— start of TASK DATA —

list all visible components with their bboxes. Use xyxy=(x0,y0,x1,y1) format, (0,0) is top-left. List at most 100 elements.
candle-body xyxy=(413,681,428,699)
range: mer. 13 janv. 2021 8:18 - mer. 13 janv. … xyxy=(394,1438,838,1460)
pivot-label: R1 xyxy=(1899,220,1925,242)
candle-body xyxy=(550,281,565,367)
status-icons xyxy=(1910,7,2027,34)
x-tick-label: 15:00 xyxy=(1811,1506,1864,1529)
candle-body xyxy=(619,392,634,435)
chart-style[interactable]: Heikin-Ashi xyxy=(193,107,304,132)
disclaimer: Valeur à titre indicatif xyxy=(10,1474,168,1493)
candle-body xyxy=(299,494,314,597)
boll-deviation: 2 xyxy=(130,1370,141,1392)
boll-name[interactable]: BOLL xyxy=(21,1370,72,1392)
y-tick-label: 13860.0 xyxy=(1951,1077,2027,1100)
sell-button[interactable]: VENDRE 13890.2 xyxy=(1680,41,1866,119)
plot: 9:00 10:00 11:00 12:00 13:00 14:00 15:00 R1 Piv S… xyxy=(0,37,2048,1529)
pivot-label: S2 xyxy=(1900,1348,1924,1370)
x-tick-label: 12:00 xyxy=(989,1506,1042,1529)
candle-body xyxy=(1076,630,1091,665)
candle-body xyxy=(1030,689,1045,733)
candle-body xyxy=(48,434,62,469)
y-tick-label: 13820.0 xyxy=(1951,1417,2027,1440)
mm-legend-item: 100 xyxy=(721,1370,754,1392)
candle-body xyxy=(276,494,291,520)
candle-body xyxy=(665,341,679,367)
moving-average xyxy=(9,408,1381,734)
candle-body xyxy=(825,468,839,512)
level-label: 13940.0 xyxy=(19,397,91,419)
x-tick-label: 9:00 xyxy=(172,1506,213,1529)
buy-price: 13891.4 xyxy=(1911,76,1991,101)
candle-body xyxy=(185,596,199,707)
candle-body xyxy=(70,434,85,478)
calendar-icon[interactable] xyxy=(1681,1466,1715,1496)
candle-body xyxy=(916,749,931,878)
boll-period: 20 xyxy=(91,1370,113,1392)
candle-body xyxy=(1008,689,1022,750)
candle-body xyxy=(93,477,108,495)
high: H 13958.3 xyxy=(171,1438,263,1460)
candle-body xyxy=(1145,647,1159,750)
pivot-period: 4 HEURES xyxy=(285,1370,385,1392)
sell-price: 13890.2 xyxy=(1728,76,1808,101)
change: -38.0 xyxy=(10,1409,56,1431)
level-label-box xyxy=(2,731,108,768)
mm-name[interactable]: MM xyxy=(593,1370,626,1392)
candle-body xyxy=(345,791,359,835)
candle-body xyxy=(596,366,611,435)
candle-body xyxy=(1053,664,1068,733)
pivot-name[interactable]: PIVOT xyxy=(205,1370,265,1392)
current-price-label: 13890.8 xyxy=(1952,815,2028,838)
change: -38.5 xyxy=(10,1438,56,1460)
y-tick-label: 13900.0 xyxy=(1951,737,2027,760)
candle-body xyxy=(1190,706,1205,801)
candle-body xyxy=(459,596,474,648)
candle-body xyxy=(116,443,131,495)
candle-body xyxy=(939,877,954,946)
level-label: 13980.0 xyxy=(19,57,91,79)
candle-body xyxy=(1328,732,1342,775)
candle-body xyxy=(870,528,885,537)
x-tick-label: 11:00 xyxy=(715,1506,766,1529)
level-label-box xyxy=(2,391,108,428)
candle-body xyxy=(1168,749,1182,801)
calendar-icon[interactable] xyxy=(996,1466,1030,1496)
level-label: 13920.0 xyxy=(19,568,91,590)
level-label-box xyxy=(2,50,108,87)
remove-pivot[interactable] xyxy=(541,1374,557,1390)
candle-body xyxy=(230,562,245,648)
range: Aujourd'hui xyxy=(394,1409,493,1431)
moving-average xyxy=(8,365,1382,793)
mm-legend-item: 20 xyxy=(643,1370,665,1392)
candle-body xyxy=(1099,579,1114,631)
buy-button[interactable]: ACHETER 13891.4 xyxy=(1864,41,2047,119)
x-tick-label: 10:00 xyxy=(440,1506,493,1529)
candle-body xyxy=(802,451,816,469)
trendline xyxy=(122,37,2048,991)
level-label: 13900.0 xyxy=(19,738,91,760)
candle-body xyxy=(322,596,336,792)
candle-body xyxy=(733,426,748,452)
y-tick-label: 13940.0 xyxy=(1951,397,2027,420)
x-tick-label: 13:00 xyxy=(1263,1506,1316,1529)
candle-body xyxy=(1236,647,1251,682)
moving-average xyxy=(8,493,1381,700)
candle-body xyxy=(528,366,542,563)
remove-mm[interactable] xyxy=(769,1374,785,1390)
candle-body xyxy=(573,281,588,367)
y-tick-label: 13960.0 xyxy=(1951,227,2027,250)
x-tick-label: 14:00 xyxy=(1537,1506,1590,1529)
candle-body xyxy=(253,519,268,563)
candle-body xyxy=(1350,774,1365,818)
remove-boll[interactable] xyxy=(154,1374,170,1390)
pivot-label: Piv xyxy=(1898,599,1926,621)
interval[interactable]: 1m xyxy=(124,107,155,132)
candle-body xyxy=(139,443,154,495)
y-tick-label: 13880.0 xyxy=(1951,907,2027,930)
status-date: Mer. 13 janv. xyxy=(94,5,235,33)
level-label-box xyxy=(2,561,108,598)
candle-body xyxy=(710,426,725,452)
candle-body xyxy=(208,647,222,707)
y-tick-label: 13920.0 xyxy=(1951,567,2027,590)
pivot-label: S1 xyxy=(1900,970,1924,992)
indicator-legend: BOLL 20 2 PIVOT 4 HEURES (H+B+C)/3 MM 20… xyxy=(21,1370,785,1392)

— end of TASK DATA —

◆ EXERCISE PROMPT: Give every line of the items above as a JSON list of strings, one string per line, with blank lines left out.

◆ RESPONSE TO THE EXERCISE:
[
  "list all visible components with their bboxes. Use xyxy=(x0,y0,x1,y1) format, (0,0) is top-left. List at most 100 elements.",
  "candle-body xyxy=(413,681,428,699)",
  "range: mer. 13 janv. 2021 8:18 - mer. 13 janv. … xyxy=(394,1438,838,1460)",
  "pivot-label: R1 xyxy=(1899,220,1925,242)",
  "candle-body xyxy=(550,281,565,367)",
  "status-icons xyxy=(1910,7,2027,34)",
  "x-tick-label: 15:00 xyxy=(1811,1506,1864,1529)",
  "candle-body xyxy=(619,392,634,435)",
  "chart-style[interactable]: Heikin-Ashi xyxy=(193,107,304,132)",
  "disclaimer: Valeur à titre indicatif xyxy=(10,1474,168,1493)",
  "candle-body xyxy=(299,494,314,597)",
  "boll-deviation: 2 xyxy=(130,1370,141,1392)",
  "boll-name[interactable]: BOLL xyxy=(21,1370,72,1392)",
  "y-tick-label: 13860.0 xyxy=(1951,1077,2027,1100)",
  "sell-button[interactable]: VENDRE 13890.2 xyxy=(1680,41,1866,119)",
  "plot: 9:00 10:00 11:00 12:00 13:00 14:00 15:00 R1 Piv S… xyxy=(0,37,2048,1529)",
  "pivot-label: S2 xyxy=(1900,1348,1924,1370)",
  "x-tick-label: 12:00 xyxy=(989,1506,1042,1529)",
  "candle-body xyxy=(1076,630,1091,665)",
  "candle-body xyxy=(1030,689,1045,733)",
  "candle-body xyxy=(48,434,62,469)",
  "y-tick-label: 13820.0 xyxy=(1951,1417,2027,1440)",
  "mm-legend-item: 100 xyxy=(721,1370,754,1392)",
  "candle-body xyxy=(276,494,291,520)",
  "candle-body xyxy=(665,341,679,367)",
  "moving-average xyxy=(9,408,1381,734)",
  "candle-body xyxy=(825,468,839,512)",
  "level-label: 13940.0 xyxy=(19,397,91,419)",
  "x-tick-label: 9:00 xyxy=(172,1506,213,1529)",
  "buy-price: 13891.4 xyxy=(1911,76,1991,101)",
  "candle-body xyxy=(185,596,199,707)",
  "candle-body xyxy=(70,434,85,478)",
  "calendar-icon[interactable] xyxy=(1681,1466,1715,1496)",
  "candle-body xyxy=(916,749,931,878)",
  "boll-period: 20 xyxy=(91,1370,113,1392)",
  "candle-body xyxy=(1008,689,1022,750)",
  "candle-body xyxy=(93,477,108,495)",
  "high: H 13958.3 xyxy=(171,1438,263,1460)",
  "candle-body xyxy=(1145,647,1159,750)",
  "pivot-period: 4 HEURES xyxy=(285,1370,385,1392)",
  "sell-price: 13890.2 xyxy=(1728,76,1808,101)",
  "change: -38.0 xyxy=(10,1409,56,1431)",
  "level-label-box xyxy=(2,731,108,768)",
  "mm-name[interactable]: MM xyxy=(593,1370,626,1392)",
  "candle-body xyxy=(345,791,359,835)",
  "candle-body xyxy=(596,366,611,435)",
  "candle-body xyxy=(1053,664,1068,733)",
  "pivot-name[interactable]: PIVOT xyxy=(205,1370,265,1392)",
  "current-price-label: 13890.8 xyxy=(1952,815,2028,838)",
  "change: -38.5 xyxy=(10,1438,56,1460)",
  "y-tick-label: 13900.0 xyxy=(1951,737,2027,760)",
  "candle-body xyxy=(1190,706,1205,801)",
  "candle-body xyxy=(459,596,474,648)",
  "candle-body xyxy=(116,443,131,495)",
  "candle-body xyxy=(939,877,954,946)",
  "level-label: 13980.0 xyxy=(19,57,91,79)",
  "candle-body xyxy=(1328,732,1342,775)",
  "candle-body xyxy=(870,528,885,537)",
  "x-tick-label: 11:00 xyxy=(715,1506,766,1529)",
  "level-label-box xyxy=(2,391,108,428)",
  "candle-body xyxy=(1168,749,1182,801)",
  "calendar-icon[interactable] xyxy=(996,1466,1030,1496)",
  "level-label: 13920.0 xyxy=(19,568,91,590)",
  "level-label-box xyxy=(2,50,108,87)",
  "remove-pivot[interactable] xyxy=(541,1374,557,1390)",
  "candle-body xyxy=(230,562,245,648)",
  "range: Aujourd'hui xyxy=(394,1409,493,1431)",
  "moving-average xyxy=(8,365,1382,793)",
  "mm-legend-item: 20 xyxy=(643,1370,665,1392)",
  "candle-body xyxy=(1099,579,1114,631)",
  "buy-button[interactable]: ACHETER 13891.4 xyxy=(1864,41,2047,119)",
  "x-tick-label: 10:00 xyxy=(440,1506,493,1529)",
  "candle-body xyxy=(802,451,816,469)",
  "trendline xyxy=(122,37,2048,991)",
  "level-label: 13900.0 xyxy=(19,738,91,760)",
  "candle-body xyxy=(322,596,336,792)",
  "candle-body xyxy=(733,426,748,452)",
  "y-tick-label: 13940.0 xyxy=(1951,397,2027,420)",
  "x-tick-label: 13:00 xyxy=(1263,1506,1316,1529)",
  "candle-body xyxy=(1236,647,1251,682)",
  "moving-average xyxy=(8,493,1381,700)",
  "candle-body xyxy=(528,366,542,563)",
  "remove-mm[interactable] xyxy=(769,1374,785,1390)",
  "candle-body xyxy=(573,281,588,367)",
  "y-tick-label: 13960.0 xyxy=(1951,227,2027,250)",
  "x-tick-label: 14:00 xyxy=(1537,1506,1590,1529)",
  "candle-body xyxy=(253,519,268,563)",
  "candle-body xyxy=(1350,774,1365,818)",
  "remove-boll[interactable] xyxy=(154,1374,170,1390)",
  "pivot-label: Piv xyxy=(1898,599,1926,621)",
  "interval[interactable]: 1m xyxy=(124,107,155,132)",
  "candle-body xyxy=(139,443,154,495)",
  "y-tick-label: 13880.0 xyxy=(1951,907,2027,930)",
  "status-date: Mer. 13 janv. xyxy=(94,5,235,33)",
  "level-label-box xyxy=(2,561,108,598)",
  "candle-body xyxy=(710,426,725,452)",
  "candle-body xyxy=(208,647,222,707)",
  "y-tick-label: 13920.0 xyxy=(1951,567,2027,590)",
  "pivot-label: S1 xyxy=(1900,970,1924,992)",
  "indicator-legend: BOLL 20 2 PIVOT 4 HEURES (H+B+C)/3 MM 20… xyxy=(21,1370,785,1392)"
]